## Your goal
Where does the string "subtitle" appear in the records? Copy every line that contains it.

## Provided records

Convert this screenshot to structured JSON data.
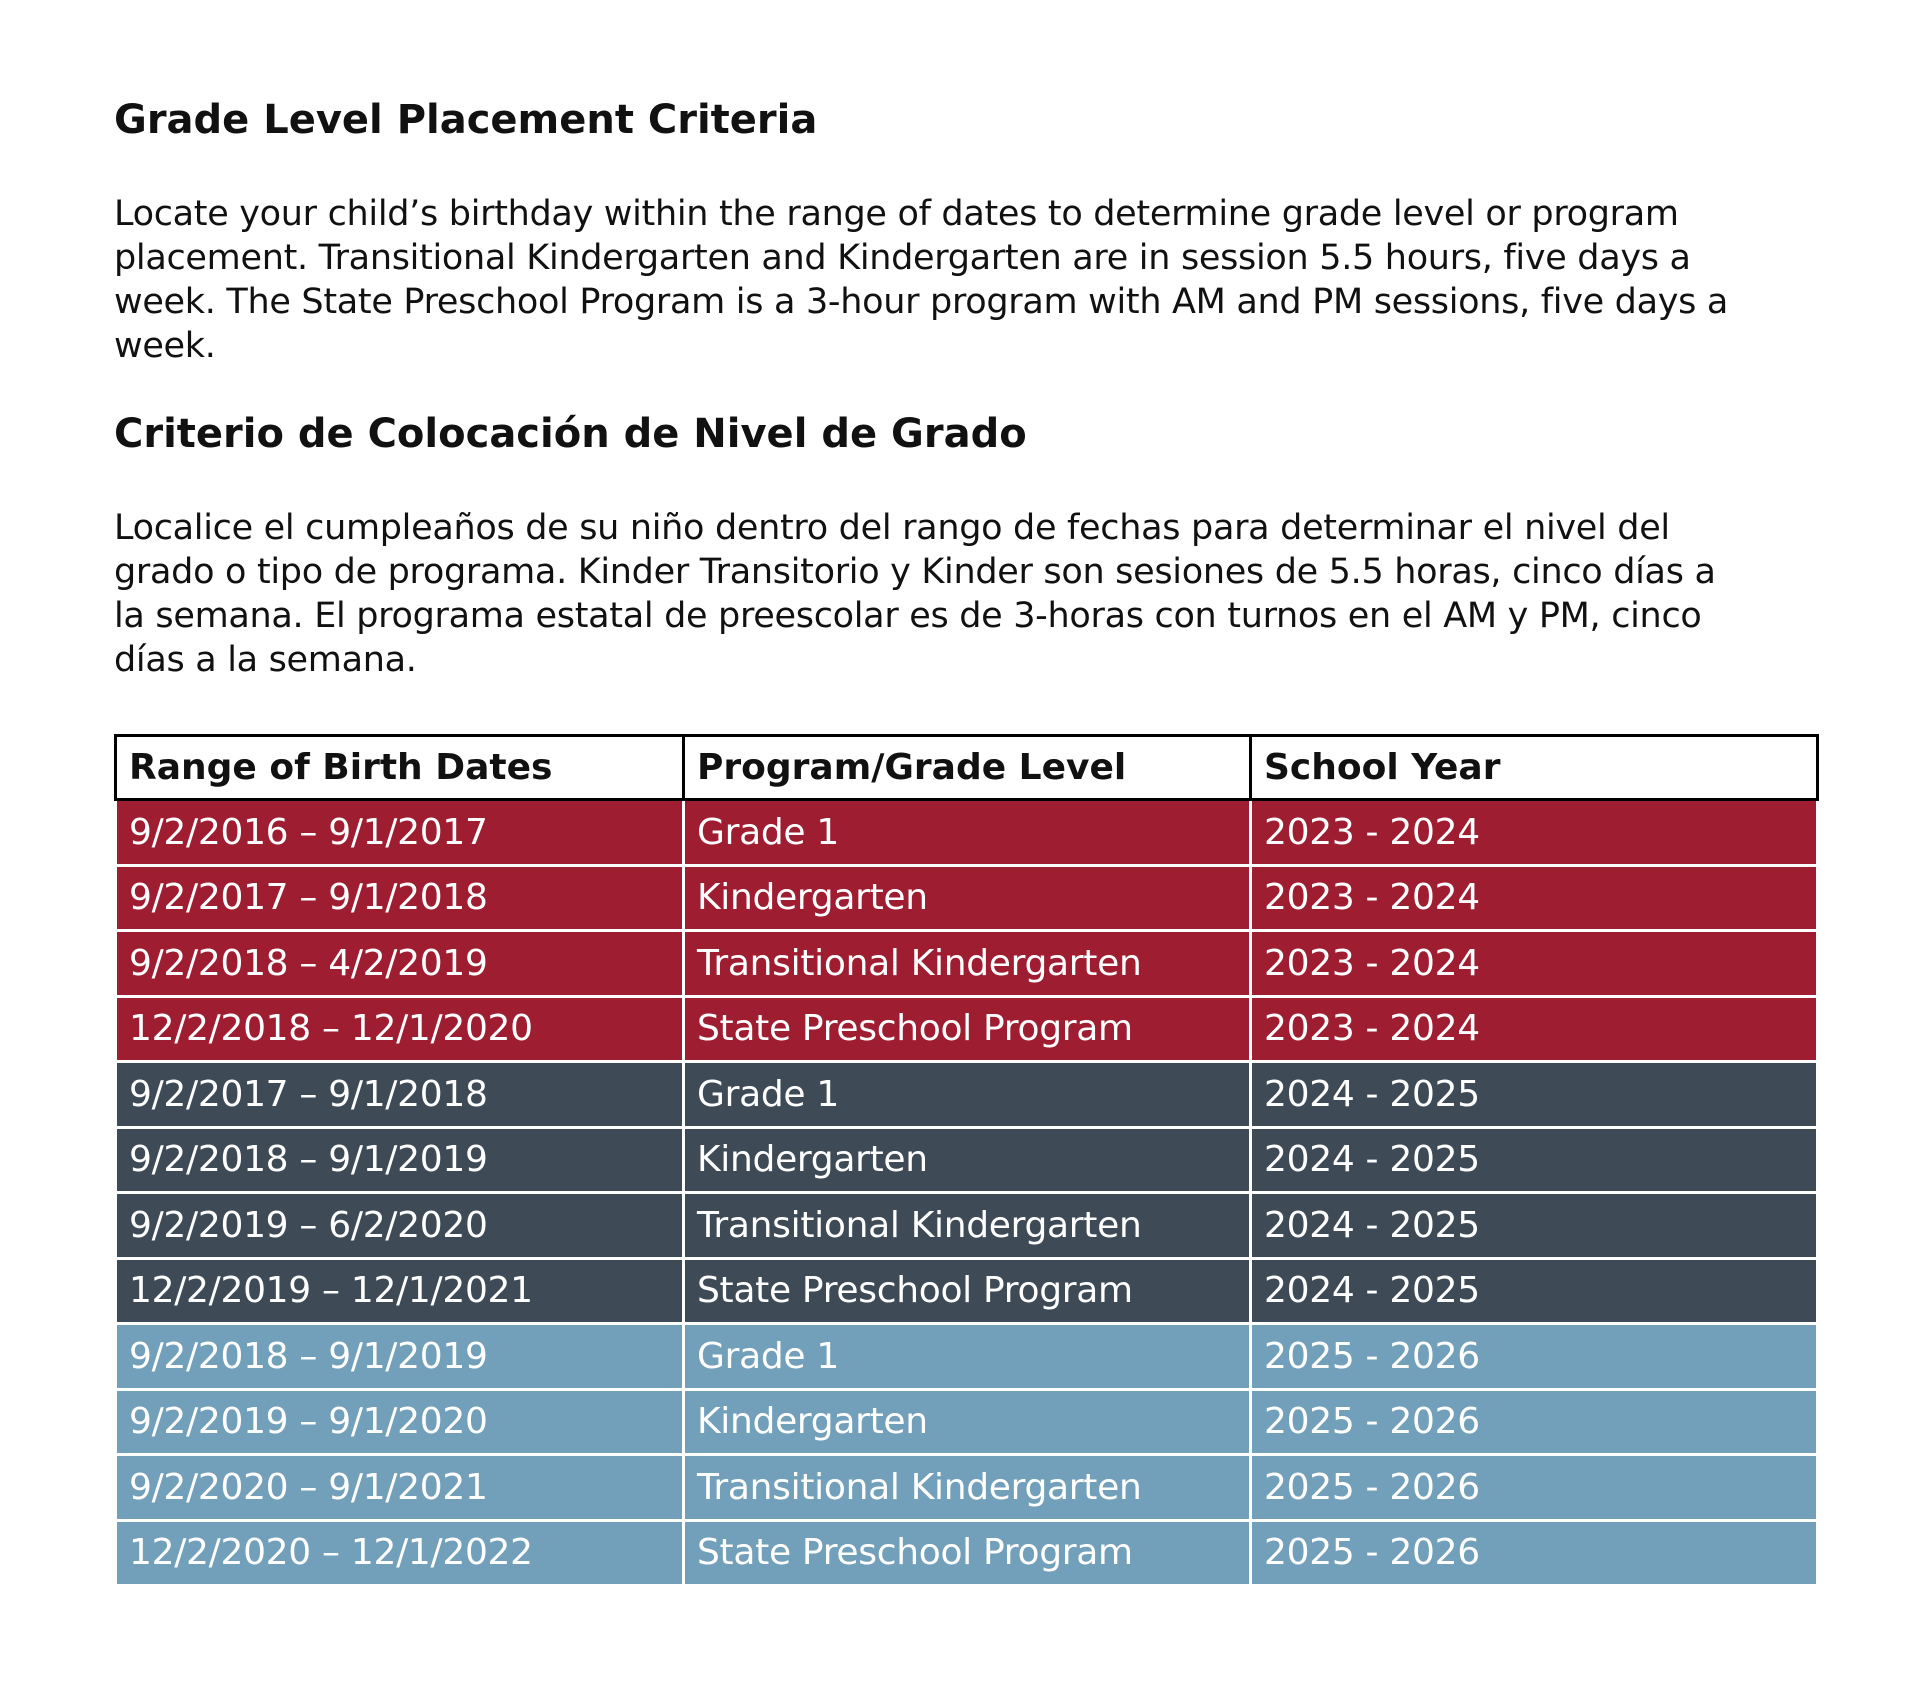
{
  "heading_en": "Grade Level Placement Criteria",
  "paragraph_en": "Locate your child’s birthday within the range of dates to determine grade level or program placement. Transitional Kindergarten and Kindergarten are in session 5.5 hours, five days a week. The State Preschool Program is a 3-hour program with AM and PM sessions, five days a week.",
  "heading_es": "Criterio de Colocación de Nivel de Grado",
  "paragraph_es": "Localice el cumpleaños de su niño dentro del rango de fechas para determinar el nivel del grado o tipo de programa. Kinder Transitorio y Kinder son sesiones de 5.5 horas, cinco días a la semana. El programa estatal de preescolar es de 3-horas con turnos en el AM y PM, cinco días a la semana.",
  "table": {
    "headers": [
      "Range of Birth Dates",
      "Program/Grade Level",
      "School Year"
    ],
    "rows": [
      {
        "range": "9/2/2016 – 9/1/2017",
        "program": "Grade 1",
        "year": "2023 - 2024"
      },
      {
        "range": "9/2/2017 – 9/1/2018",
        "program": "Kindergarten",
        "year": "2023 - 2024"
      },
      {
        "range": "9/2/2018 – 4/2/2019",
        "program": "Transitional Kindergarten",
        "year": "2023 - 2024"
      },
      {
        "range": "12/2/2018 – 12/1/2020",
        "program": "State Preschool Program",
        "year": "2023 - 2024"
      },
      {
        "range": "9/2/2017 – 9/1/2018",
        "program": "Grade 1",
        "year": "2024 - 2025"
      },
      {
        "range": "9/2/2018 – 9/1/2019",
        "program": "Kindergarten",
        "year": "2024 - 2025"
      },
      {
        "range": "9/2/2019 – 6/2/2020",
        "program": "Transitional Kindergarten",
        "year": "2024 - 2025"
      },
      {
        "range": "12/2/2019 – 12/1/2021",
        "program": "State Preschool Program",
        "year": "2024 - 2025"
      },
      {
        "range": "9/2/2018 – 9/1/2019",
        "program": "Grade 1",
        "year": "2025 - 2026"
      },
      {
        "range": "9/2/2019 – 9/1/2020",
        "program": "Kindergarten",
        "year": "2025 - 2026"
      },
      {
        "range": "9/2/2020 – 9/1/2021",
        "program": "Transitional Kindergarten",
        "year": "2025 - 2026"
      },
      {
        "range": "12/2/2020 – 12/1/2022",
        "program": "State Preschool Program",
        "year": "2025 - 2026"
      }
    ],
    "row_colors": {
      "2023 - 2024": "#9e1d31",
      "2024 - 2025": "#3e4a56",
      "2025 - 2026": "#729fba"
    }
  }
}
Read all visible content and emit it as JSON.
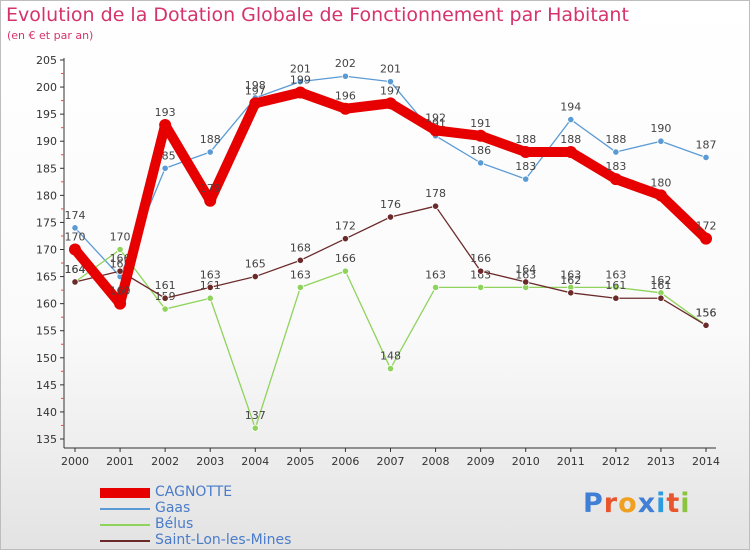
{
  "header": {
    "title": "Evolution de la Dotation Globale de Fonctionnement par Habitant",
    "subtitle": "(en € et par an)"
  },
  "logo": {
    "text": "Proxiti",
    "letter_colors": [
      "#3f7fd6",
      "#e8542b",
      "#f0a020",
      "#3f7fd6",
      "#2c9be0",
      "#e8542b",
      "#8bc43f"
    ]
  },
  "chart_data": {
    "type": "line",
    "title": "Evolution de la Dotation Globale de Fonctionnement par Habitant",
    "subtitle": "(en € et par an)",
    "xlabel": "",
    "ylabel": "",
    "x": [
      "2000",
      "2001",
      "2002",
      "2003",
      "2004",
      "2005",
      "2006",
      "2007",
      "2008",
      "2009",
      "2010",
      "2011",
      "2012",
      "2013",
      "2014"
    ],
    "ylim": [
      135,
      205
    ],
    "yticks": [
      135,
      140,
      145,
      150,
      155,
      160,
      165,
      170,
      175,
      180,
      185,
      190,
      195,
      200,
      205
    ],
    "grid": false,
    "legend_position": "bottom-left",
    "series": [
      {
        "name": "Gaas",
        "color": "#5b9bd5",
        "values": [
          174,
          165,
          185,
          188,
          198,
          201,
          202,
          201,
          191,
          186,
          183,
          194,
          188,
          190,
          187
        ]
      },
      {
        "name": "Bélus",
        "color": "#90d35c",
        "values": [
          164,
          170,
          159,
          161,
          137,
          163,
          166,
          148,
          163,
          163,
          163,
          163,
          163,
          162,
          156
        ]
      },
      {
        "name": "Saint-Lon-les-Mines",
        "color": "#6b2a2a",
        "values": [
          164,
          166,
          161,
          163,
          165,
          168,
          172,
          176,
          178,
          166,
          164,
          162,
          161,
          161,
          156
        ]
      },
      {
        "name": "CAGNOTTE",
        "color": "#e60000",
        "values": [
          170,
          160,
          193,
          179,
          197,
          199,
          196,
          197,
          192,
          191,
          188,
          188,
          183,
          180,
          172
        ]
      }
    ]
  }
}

## Exercise solution
    "subtitle": "(en € et par an)"
    "subtitle": "(en € et par an)",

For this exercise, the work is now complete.